# [Brief]
Write only the number of lines in the records beneath that hold "있습니다".

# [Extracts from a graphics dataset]
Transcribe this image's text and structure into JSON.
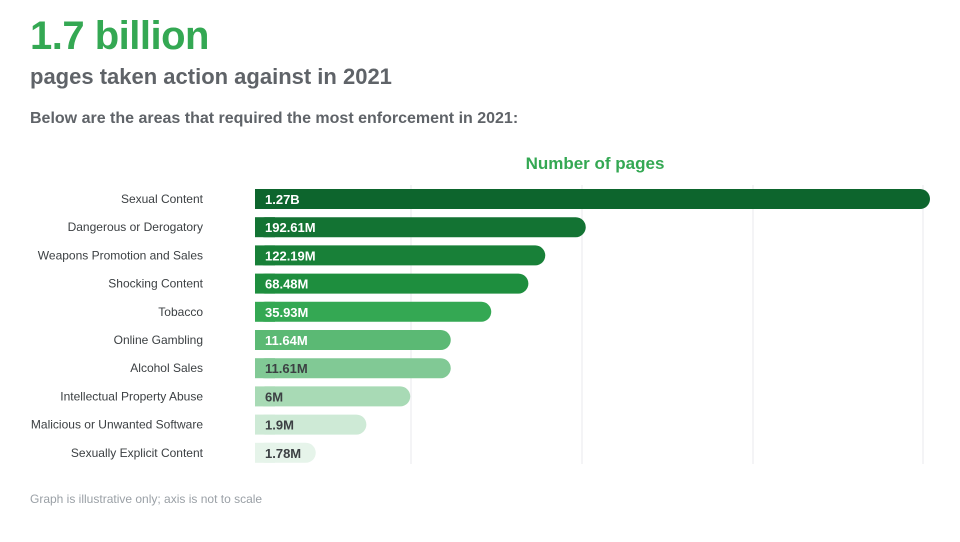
{
  "headline": "1.7 billion",
  "subheadline": "pages taken action against in 2021",
  "intro": "Below are the areas that required the most enforcement in 2021:",
  "footnote": "Graph is illustrative only; axis is not to scale",
  "chart_data": {
    "type": "bar",
    "orientation": "horizontal",
    "xlabel": "Number of pages",
    "axis_scale": "not to scale",
    "grid": true,
    "categories": [
      "Sexual Content",
      "Dangerous or Derogatory",
      "Weapons Promotion and Sales",
      "Shocking Content",
      "Tobacco",
      "Online Gambling",
      "Alcohol Sales",
      "Intellectual Property Abuse",
      "Malicious or Unwanted Software",
      "Sexually Explicit Content"
    ],
    "values": [
      1270000000,
      192610000,
      122190000,
      68480000,
      35930000,
      11640000,
      11610000,
      6000000,
      1900000,
      1780000
    ],
    "value_labels": [
      "1.27B",
      "192.61M",
      "122.19M",
      "68.48M",
      "35.93M",
      "11.64M",
      "11.61M",
      "6M",
      "1.9M",
      "1.78M"
    ],
    "bar_length_fraction": [
      1.0,
      0.49,
      0.43,
      0.405,
      0.35,
      0.29,
      0.29,
      0.23,
      0.165,
      0.09
    ],
    "bar_colors": [
      "#0d652d",
      "#137333",
      "#188038",
      "#1e8e3e",
      "#34a853",
      "#5bb974",
      "#81c995",
      "#a8dab5",
      "#ceead6",
      "#e6f4ea"
    ],
    "label_colors": [
      "#ffffff",
      "#ffffff",
      "#ffffff",
      "#ffffff",
      "#ffffff",
      "#ffffff",
      "#3c4043",
      "#3c4043",
      "#3c4043",
      "#3c4043"
    ]
  }
}
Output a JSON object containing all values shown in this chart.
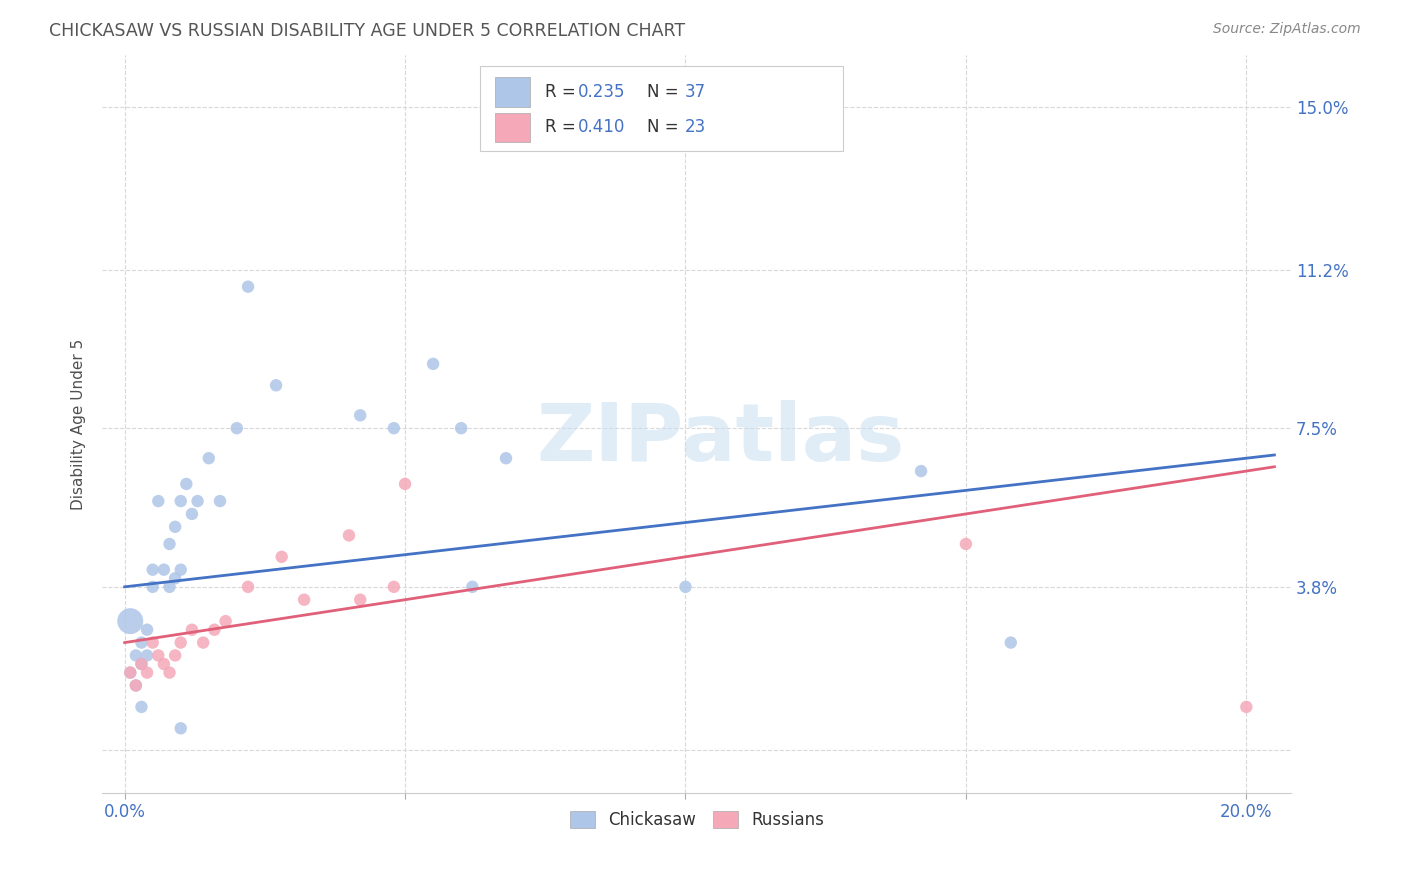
{
  "title": "CHICKASAW VS RUSSIAN DISABILITY AGE UNDER 5 CORRELATION CHART",
  "source": "Source: ZipAtlas.com",
  "ylabel": "Disability Age Under 5",
  "watermark": "ZIPatlas",
  "x_ticks": [
    0.0,
    0.05,
    0.1,
    0.15,
    0.2
  ],
  "x_tick_labels": [
    "0.0%",
    "",
    "",
    "",
    "20.0%"
  ],
  "y_tick_labels": [
    "",
    "3.8%",
    "7.5%",
    "11.2%",
    "15.0%"
  ],
  "y_ticks": [
    0.0,
    0.038,
    0.075,
    0.112,
    0.15
  ],
  "xlim": [
    -0.004,
    0.208
  ],
  "ylim": [
    -0.01,
    0.162
  ],
  "chickasaw_R": 0.235,
  "chickasaw_N": 37,
  "russian_R": 0.41,
  "russian_N": 23,
  "chickasaw_color": "#aec6e8",
  "russian_color": "#f4a8b8",
  "chickasaw_line_color": "#4472c4",
  "russian_line_color": "#e0607a",
  "tick_color": "#4472c4",
  "title_color": "#555555",
  "source_color": "#888888",
  "grid_color": "#d8d8d8",
  "background_color": "#ffffff",
  "chickasaw_x": [
    0.001,
    0.001,
    0.002,
    0.002,
    0.003,
    0.003,
    0.003,
    0.004,
    0.004,
    0.005,
    0.005,
    0.006,
    0.007,
    0.008,
    0.008,
    0.009,
    0.009,
    0.01,
    0.01,
    0.011,
    0.012,
    0.013,
    0.015,
    0.017,
    0.02,
    0.022,
    0.027,
    0.042,
    0.048,
    0.055,
    0.06,
    0.062,
    0.068,
    0.1,
    0.142,
    0.158,
    0.01
  ],
  "chickasaw_y": [
    0.03,
    0.018,
    0.022,
    0.015,
    0.02,
    0.025,
    0.01,
    0.028,
    0.022,
    0.038,
    0.042,
    0.058,
    0.042,
    0.038,
    0.048,
    0.052,
    0.04,
    0.042,
    0.058,
    0.062,
    0.055,
    0.058,
    0.068,
    0.058,
    0.075,
    0.108,
    0.085,
    0.078,
    0.075,
    0.09,
    0.075,
    0.038,
    0.068,
    0.038,
    0.065,
    0.025,
    0.005
  ],
  "chickasaw_sizes": [
    350,
    80,
    80,
    80,
    80,
    80,
    80,
    80,
    80,
    80,
    80,
    80,
    80,
    80,
    80,
    80,
    80,
    80,
    80,
    80,
    80,
    80,
    80,
    80,
    80,
    80,
    80,
    80,
    80,
    80,
    80,
    80,
    80,
    80,
    80,
    80,
    80
  ],
  "russian_x": [
    0.001,
    0.002,
    0.003,
    0.004,
    0.005,
    0.006,
    0.007,
    0.008,
    0.009,
    0.01,
    0.012,
    0.014,
    0.016,
    0.018,
    0.022,
    0.028,
    0.032,
    0.04,
    0.042,
    0.048,
    0.05,
    0.15,
    0.2
  ],
  "russian_y": [
    0.018,
    0.015,
    0.02,
    0.018,
    0.025,
    0.022,
    0.02,
    0.018,
    0.022,
    0.025,
    0.028,
    0.025,
    0.028,
    0.03,
    0.038,
    0.045,
    0.035,
    0.05,
    0.035,
    0.038,
    0.062,
    0.048,
    0.01
  ],
  "russian_sizes": [
    80,
    80,
    80,
    80,
    80,
    80,
    80,
    80,
    80,
    80,
    80,
    80,
    80,
    80,
    80,
    80,
    80,
    80,
    80,
    80,
    80,
    80,
    80
  ]
}
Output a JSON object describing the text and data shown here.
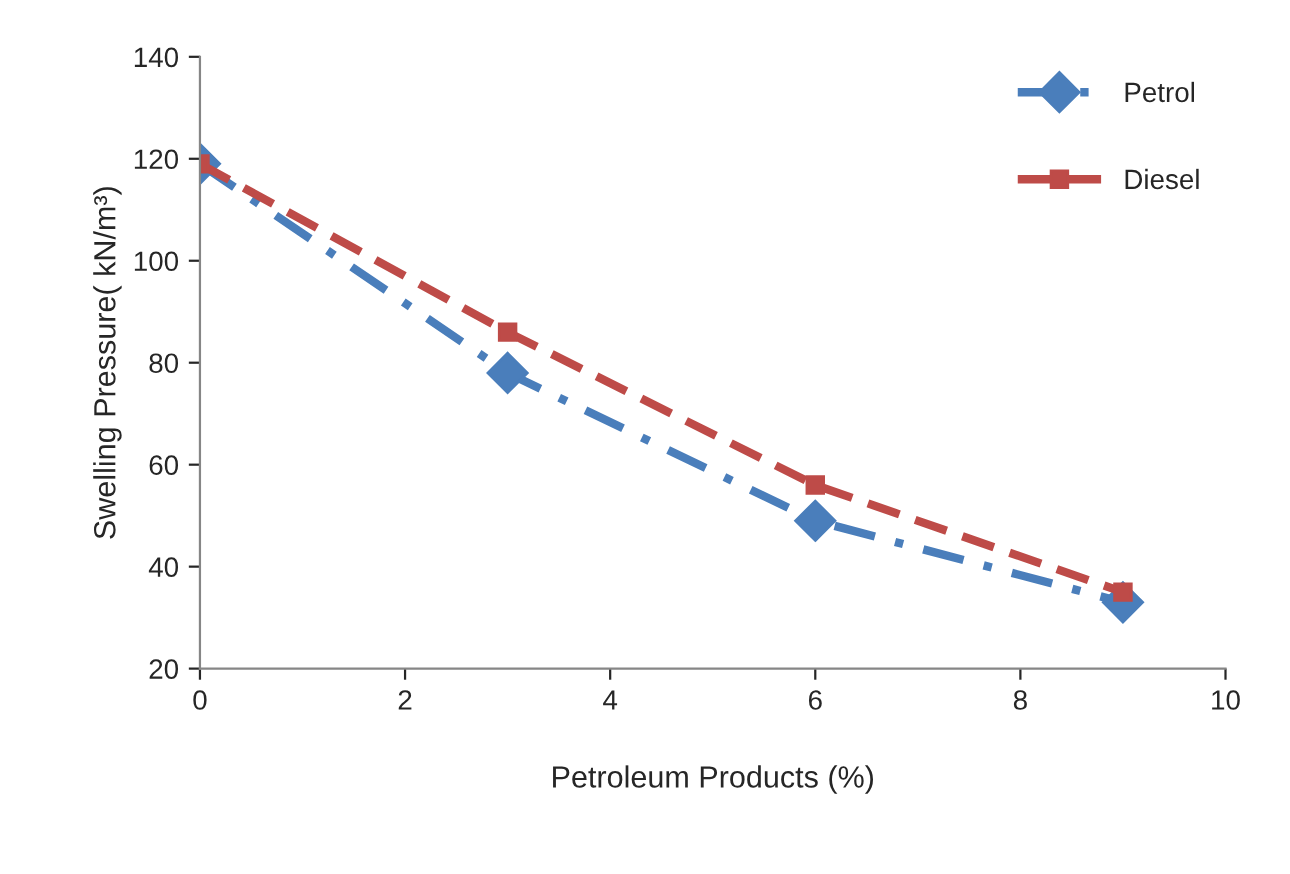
{
  "chart_data": {
    "type": "line",
    "x": [
      0,
      3,
      6,
      9
    ],
    "series": [
      {
        "name": "Petrol",
        "color": "#4a7ebb",
        "values": [
          119,
          78,
          49,
          33
        ],
        "marker": "diamond",
        "line_style": "dashdot"
      },
      {
        "name": "Diesel",
        "color": "#be4b48",
        "values": [
          119,
          86,
          56,
          35
        ],
        "marker": "square",
        "line_style": "dashed"
      }
    ],
    "xlabel": "Petroleum Products (%)",
    "ylabel": "Swelling Pressure( kN/m³)",
    "xlim": [
      0,
      10
    ],
    "xticks": [
      0,
      2,
      4,
      6,
      8,
      10
    ],
    "ylim": [
      20,
      140
    ],
    "yticks": [
      20,
      40,
      60,
      80,
      100,
      120,
      140
    ],
    "legend": "top right",
    "grid": false
  }
}
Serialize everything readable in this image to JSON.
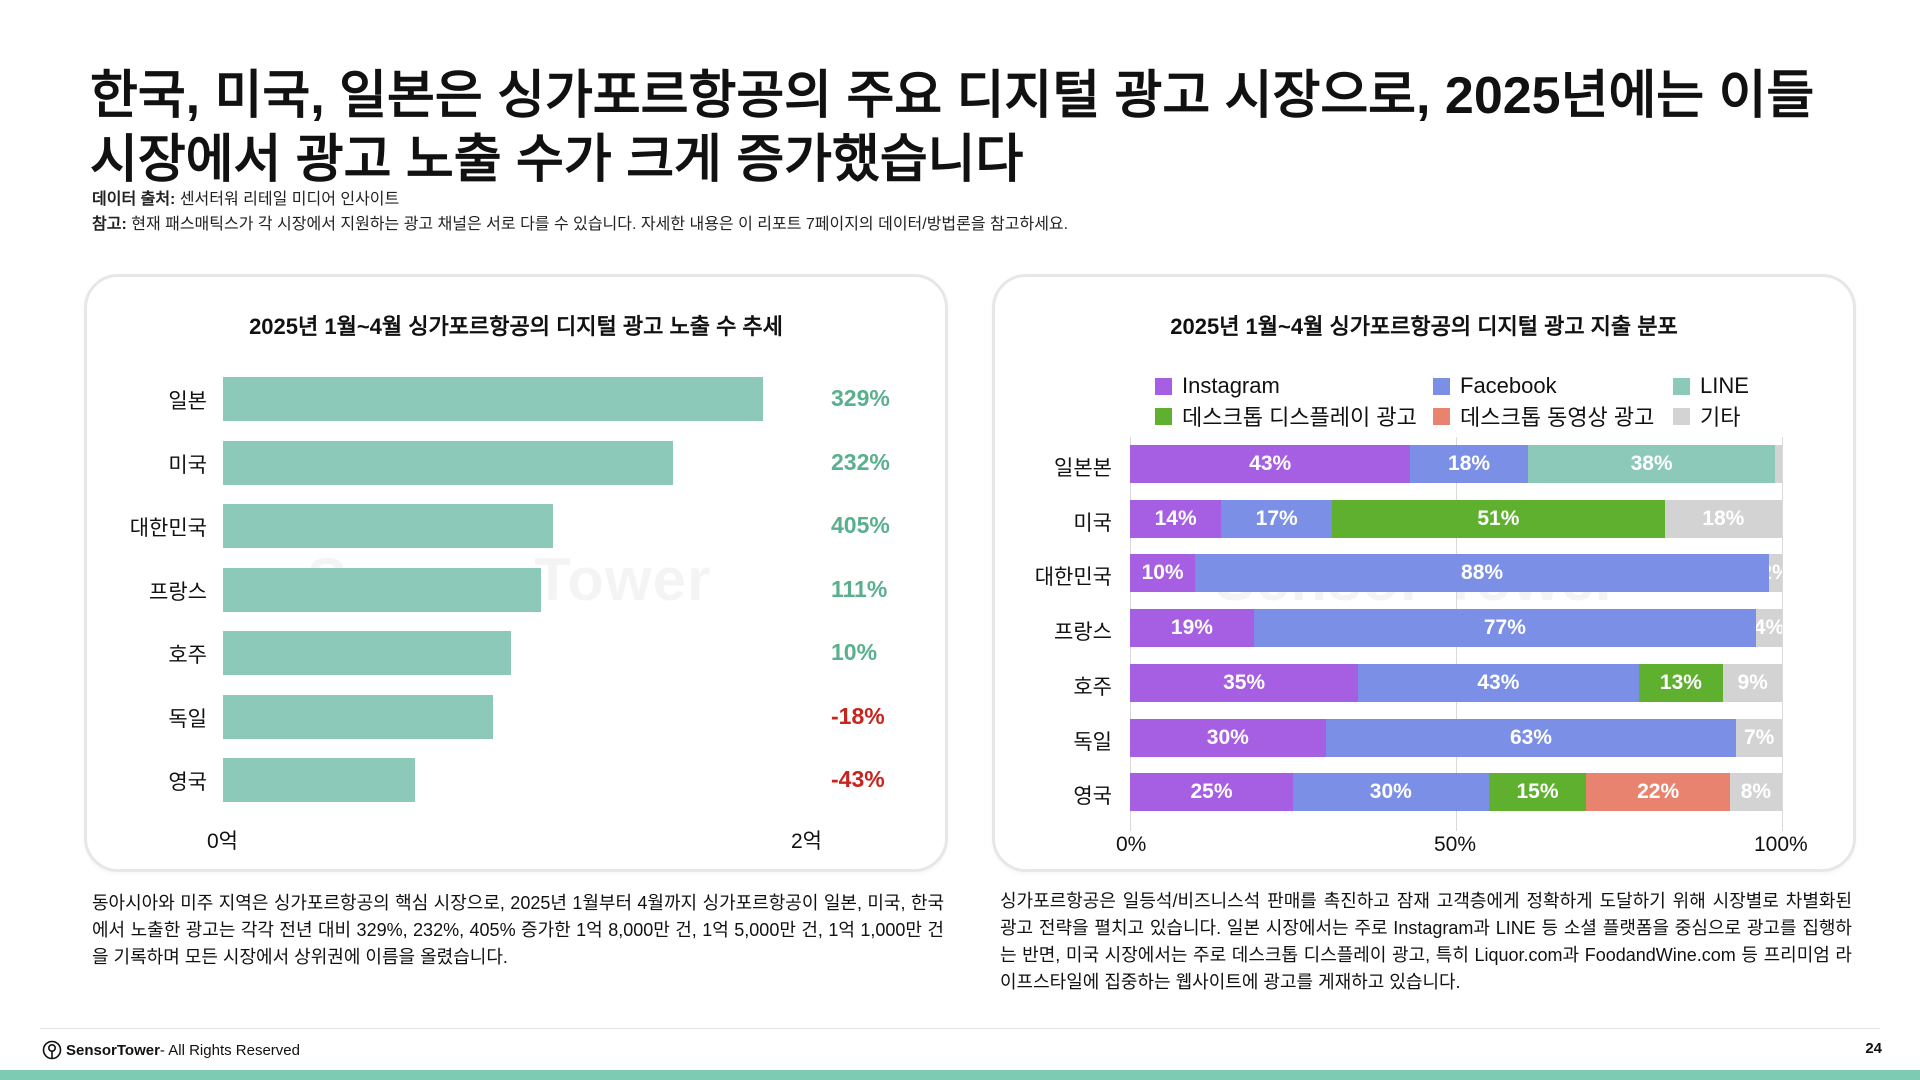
{
  "header": {
    "title": "한국, 미국, 일본은 싱가포르항공의 주요 디지털 광고 시장으로, 2025년에는 이들 시장에서 광고 노출 수가 크게 증가했습니다",
    "source_label": "데이터 출처:",
    "source_text": " 센서터워 리테일 미디어 인사이트",
    "note_label": "참고:",
    "note_text": " 현재 패스매틱스가 각 시장에서 지원하는 광고 채널은 서로 다를 수 있습니다. 자세한 내용은 이 리포트 7페이지의 데이터/방법론을 참고하세요."
  },
  "watermark": "Sensor Tower",
  "chart_data": [
    {
      "type": "bar",
      "orientation": "horizontal",
      "title": "2025년 1월~4월 싱가포르항공의 디지털 광고 노출 수 추세",
      "categories": [
        "일본",
        "미국",
        "대한민국",
        "프랑스",
        "호주",
        "독일",
        "영국"
      ],
      "values": [
        180000000,
        150000000,
        110000000,
        106000000,
        96000000,
        90000000,
        64000000
      ],
      "value_labels": [
        "329%",
        "232%",
        "405%",
        "111%",
        "10%",
        "-18%",
        "-43%"
      ],
      "xlim": [
        0,
        200000000
      ],
      "tick_labels": [
        "0억",
        "2억"
      ],
      "colors": {
        "bar": "#8cc9b8",
        "positive": "#5aaf8e",
        "negative": "#c8241d"
      }
    },
    {
      "type": "bar",
      "orientation": "horizontal",
      "stacked": true,
      "title": "2025년 1월~4월 싱가포르항공의 디지털 광고 지출 분포",
      "categories": [
        "일본본",
        "미국",
        "대한민국",
        "프랑스",
        "호주",
        "독일",
        "영국"
      ],
      "series": [
        {
          "name": "Instagram",
          "color": "#a65fe3",
          "values": [
            43,
            14,
            10,
            19,
            35,
            30,
            25
          ]
        },
        {
          "name": "Facebook",
          "color": "#7b8fe6",
          "values": [
            18,
            17,
            88,
            77,
            43,
            63,
            30
          ]
        },
        {
          "name": "LINE",
          "color": "#8cc9b8",
          "values": [
            38,
            0,
            0,
            0,
            0,
            0,
            0
          ]
        },
        {
          "name": "데스크톱 디스플레이 광고",
          "color": "#5fb02e",
          "values": [
            0,
            51,
            0,
            0,
            13,
            0,
            15
          ]
        },
        {
          "name": "데스크톱 동영상 광고",
          "color": "#e7836f",
          "values": [
            0,
            0,
            0,
            0,
            0,
            0,
            22
          ]
        },
        {
          "name": "기타",
          "color": "#d3d3d3",
          "values": [
            1,
            18,
            2,
            4,
            9,
            7,
            8
          ]
        }
      ],
      "xlim": [
        0,
        100
      ],
      "tick_labels": [
        "0%",
        "50%",
        "100%"
      ],
      "legend_position": "top"
    }
  ],
  "descriptions": {
    "left": "동아시아와 미주 지역은 싱가포르항공의 핵심 시장으로, 2025년 1월부터 4월까지 싱가포르항공이 일본, 미국, 한국에서 노출한 광고는 각각 전년 대비 329%, 232%, 405% 증가한 1억 8,000만 건, 1억 5,000만 건, 1억 1,000만 건을 기록하며 모든 시장에서 상위권에 이름을 올렸습니다.",
    "right": "싱가포르항공은 일등석/비즈니스석 판매를 촉진하고 잠재 고객층에게 정확하게 도달하기 위해 시장별로 차별화된 광고 전략을 펼치고 있습니다. 일본 시장에서는 주로 Instagram과 LINE 등 소셜 플랫폼을 중심으로 광고를 집행하는 반면, 미국 시장에서는 주로 데스크톱 디스플레이 광고, 특히 Liquor.com과 FoodandWine.com 등 프리미엄 라이프스타일에 집중하는 웹사이트에 광고를 게재하고 있습니다."
  },
  "footer": {
    "brand": "SensorTower",
    "rights": " - All Rights Reserved",
    "page": "24"
  }
}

# [Response to the exercise]
2